##### Record list #####

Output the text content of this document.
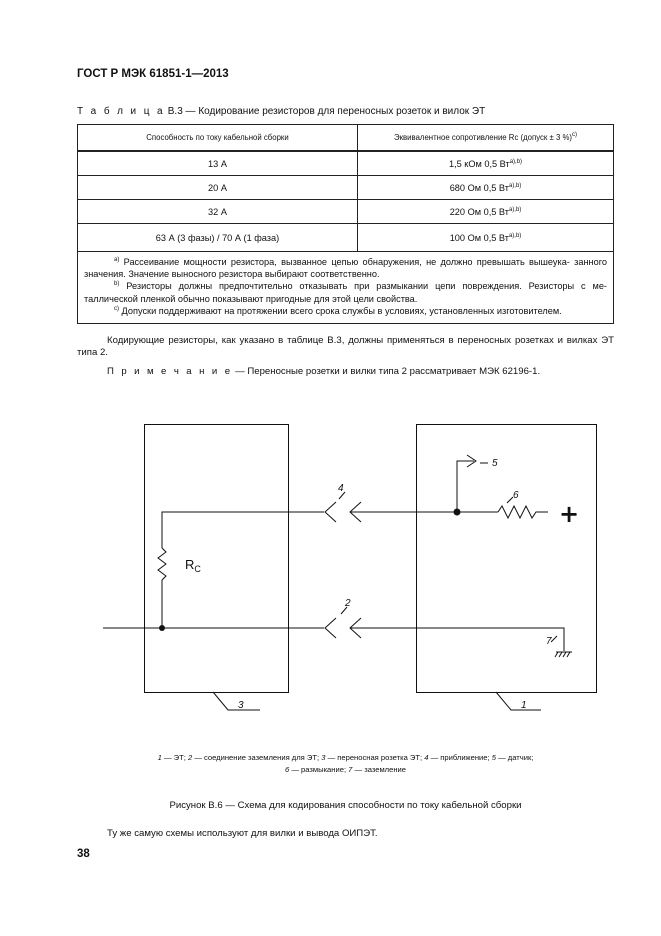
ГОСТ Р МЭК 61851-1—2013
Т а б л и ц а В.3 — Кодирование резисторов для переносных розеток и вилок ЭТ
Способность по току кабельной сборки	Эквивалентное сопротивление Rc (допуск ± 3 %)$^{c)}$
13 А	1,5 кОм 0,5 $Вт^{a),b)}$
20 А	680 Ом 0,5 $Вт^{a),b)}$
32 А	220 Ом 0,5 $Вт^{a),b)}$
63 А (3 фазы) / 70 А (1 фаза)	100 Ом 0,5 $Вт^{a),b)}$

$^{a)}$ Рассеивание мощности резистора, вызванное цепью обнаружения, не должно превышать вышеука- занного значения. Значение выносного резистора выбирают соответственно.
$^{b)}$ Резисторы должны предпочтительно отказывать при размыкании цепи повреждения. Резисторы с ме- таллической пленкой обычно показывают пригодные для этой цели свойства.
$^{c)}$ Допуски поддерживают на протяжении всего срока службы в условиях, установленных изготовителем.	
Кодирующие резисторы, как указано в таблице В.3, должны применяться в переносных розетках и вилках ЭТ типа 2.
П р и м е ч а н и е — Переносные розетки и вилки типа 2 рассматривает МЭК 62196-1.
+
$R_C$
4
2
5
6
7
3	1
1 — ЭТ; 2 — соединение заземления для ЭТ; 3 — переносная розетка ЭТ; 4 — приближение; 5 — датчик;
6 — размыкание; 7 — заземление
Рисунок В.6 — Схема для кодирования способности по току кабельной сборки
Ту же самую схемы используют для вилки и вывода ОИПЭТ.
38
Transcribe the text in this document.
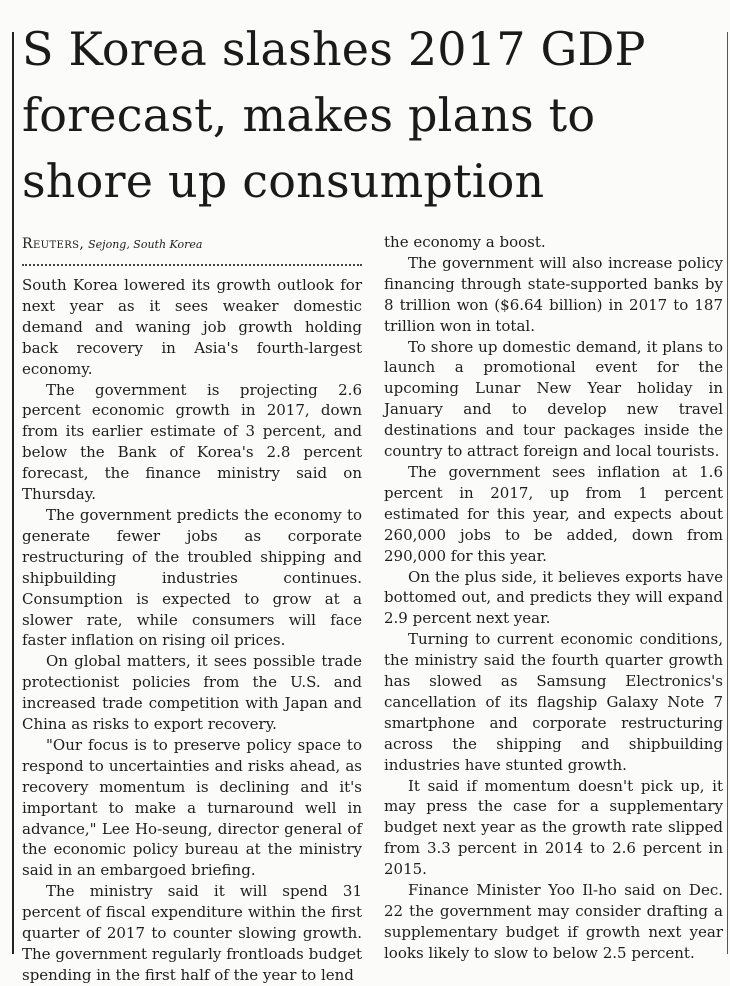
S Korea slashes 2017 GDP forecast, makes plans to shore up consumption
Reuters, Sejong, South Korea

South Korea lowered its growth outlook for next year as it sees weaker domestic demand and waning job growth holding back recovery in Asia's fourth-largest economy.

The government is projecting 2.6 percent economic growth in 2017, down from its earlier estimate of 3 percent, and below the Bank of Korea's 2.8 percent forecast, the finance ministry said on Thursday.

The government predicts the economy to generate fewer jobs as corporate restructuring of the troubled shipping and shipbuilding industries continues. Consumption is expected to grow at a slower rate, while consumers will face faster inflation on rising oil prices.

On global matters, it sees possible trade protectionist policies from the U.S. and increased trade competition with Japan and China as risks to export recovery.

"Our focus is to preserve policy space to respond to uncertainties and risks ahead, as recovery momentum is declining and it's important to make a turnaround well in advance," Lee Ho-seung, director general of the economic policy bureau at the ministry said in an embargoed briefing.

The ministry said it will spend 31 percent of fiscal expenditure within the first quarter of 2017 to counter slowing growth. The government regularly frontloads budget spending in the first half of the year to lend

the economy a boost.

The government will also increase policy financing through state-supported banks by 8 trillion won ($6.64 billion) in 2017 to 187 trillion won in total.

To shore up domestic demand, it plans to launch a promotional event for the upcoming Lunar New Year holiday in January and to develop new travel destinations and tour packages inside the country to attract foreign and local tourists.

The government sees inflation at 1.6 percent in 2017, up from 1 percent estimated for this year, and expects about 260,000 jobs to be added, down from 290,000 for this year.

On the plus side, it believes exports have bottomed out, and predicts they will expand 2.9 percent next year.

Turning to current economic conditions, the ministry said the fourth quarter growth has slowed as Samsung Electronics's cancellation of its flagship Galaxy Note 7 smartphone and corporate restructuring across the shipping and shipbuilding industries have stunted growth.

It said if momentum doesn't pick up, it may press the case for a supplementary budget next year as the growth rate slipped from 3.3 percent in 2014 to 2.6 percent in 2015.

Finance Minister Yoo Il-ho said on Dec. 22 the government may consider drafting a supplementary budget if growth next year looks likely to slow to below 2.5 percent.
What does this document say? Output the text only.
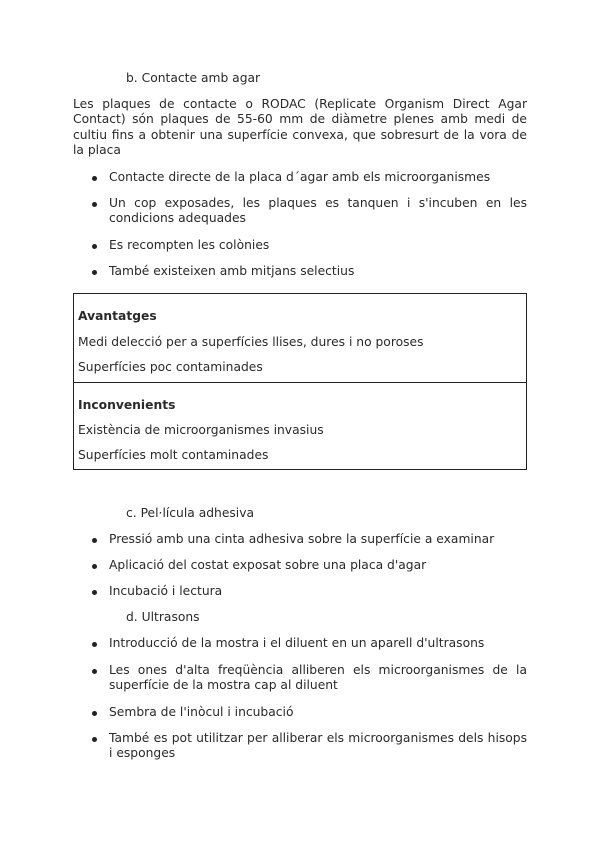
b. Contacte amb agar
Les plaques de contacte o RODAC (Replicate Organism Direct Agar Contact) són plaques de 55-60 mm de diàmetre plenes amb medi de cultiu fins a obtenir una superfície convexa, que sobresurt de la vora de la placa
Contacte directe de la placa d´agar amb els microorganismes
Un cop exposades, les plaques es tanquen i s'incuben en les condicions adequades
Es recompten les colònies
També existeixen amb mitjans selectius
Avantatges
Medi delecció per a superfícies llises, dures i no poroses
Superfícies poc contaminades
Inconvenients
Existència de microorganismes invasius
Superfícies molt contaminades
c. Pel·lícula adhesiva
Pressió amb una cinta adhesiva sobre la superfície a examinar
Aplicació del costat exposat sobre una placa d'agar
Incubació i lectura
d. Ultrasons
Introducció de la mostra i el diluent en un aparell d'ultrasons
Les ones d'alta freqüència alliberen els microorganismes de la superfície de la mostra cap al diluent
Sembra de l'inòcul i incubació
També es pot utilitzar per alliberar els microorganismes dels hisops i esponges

#####

» **Written problem**: Repeat all of the data above word for word, minus the pictures.

» **Result**:
Output the text content of this document.
ГОСТ Р МЭК 61851-1—2013
Т а б л и ц а В.3 — Кодирование резисторов для переносных розеток и вилок ЭТ
Способность по току кабельной сборки	Эквивалентное сопротивление Rc (допуск ± 3 %)$^{c)}$
13 А	1,5 кОм 0,5 $Вт^{a),b)}$
20 А	680 Ом 0,5 $Вт^{a),b)}$
32 А	220 Ом 0,5 $Вт^{a),b)}$
63 А (3 фазы) / 70 А (1 фаза)	100 Ом 0,5 $Вт^{a),b)}$

$^{a)}$ Рассеивание мощности резистора, вызванное цепью обнаружения, не должно превышать вышеука- занного значения. Значение выносного резистора выбирают соответственно.
$^{b)}$ Резисторы должны предпочтительно отказывать при размыкании цепи повреждения. Резисторы с ме- таллической пленкой обычно показывают пригодные для этой цели свойства.
$^{c)}$ Допуски поддерживают на протяжении всего срока службы в условиях, установленных изготовителем.	
Кодирующие резисторы, как указано в таблице В.3, должны применяться в переносных розетках и вилках ЭТ типа 2.
П р и м е ч а н и е — Переносные розетки и вилки типа 2 рассматривает МЭК 62196-1.
+
$R_C$
4
2
5
6
7
3	1
1 — ЭТ; 2 — соединение заземления для ЭТ; 3 — переносная розетка ЭТ; 4 — приближение; 5 — датчик;
6 — размыкание; 7 — заземление
Рисунок В.6 — Схема для кодирования способности по току кабельной сборки
Ту же самую схемы используют для вилки и вывода ОИПЭТ.
38
Transcribe the text in this document.
S Korea slashes 2017 GDP forecast, makes plans to shore up consumption
Reuters, Sejong, South Korea

South Korea lowered its growth outlook for next year as it sees weaker domestic demand and waning job growth holding back recovery in Asia's fourth-largest economy.

The government is projecting 2.6 percent economic growth in 2017, down from its earlier estimate of 3 percent, and below the Bank of Korea's 2.8 percent forecast, the finance ministry said on Thursday.

The government predicts the economy to generate fewer jobs as corporate restructuring of the troubled shipping and shipbuilding industries continues. Consumption is expected to grow at a slower rate, while consumers will face faster inflation on rising oil prices.

On global matters, it sees possible trade protectionist policies from the U.S. and increased trade competition with Japan and China as risks to export recovery.

"Our focus is to preserve policy space to respond to uncertainties and risks ahead, as recovery momentum is declining and it's important to make a turnaround well in advance," Lee Ho-seung, director general of the economic policy bureau at the ministry said in an embargoed briefing.

The ministry said it will spend 31 percent of fiscal expenditure within the first quarter of 2017 to counter slowing growth. The government regularly frontloads budget spending in the first half of the year to lend

the economy a boost.

The government will also increase policy financing through state-supported banks by 8 trillion won ($6.64 billion) in 2017 to 187 trillion won in total.

To shore up domestic demand, it plans to launch a promotional event for the upcoming Lunar New Year holiday in January and to develop new travel destinations and tour packages inside the country to attract foreign and local tourists.

The government sees inflation at 1.6 percent in 2017, up from 1 percent estimated for this year, and expects about 260,000 jobs to be added, down from 290,000 for this year.

On the plus side, it believes exports have bottomed out, and predicts they will expand 2.9 percent next year.

Turning to current economic conditions, the ministry said the fourth quarter growth has slowed as Samsung Electronics's cancellation of its flagship Galaxy Note 7 smartphone and corporate restructuring across the shipping and shipbuilding industries have stunted growth.

It said if momentum doesn't pick up, it may press the case for a supplementary budget next year as the growth rate slipped from 3.3 percent in 2014 to 2.6 percent in 2015.

Finance Minister Yoo Il-ho said on Dec. 22 the government may consider drafting a supplementary budget if growth next year looks likely to slow to below 2.5 percent.
What does this document say? Output the text only.
b. Contacte amb agar
Les plaques de contacte o RODAC (Replicate Organism Direct Agar Contact) són plaques de 55-60 mm de diàmetre plenes amb medi de cultiu fins a obtenir una superfície convexa, que sobresurt de la vora de la placa
Contacte directe de la placa d´agar amb els microorganismes
Un cop exposades, les plaques es tanquen i s'incuben en les condicions adequades
Es recompten les colònies
També existeixen amb mitjans selectius
Avantatges
Medi delecció per a superfícies llises, dures i no poroses
Superfícies poc contaminades
Inconvenients
Existència de microorganismes invasius
Superfícies molt contaminades
c. Pel·lícula adhesiva
Pressió amb una cinta adhesiva sobre la superfície a examinar
Aplicació del costat exposat sobre una placa d'agar
Incubació i lectura
d. Ultrasons
Introducció de la mostra i el diluent en un aparell d'ultrasons
Les ones d'alta freqüència alliberen els microorganismes de la superfície de la mostra cap al diluent
Sembra de l'inòcul i incubació
També es pot utilitzar per alliberar els microorganismes dels hisops i esponges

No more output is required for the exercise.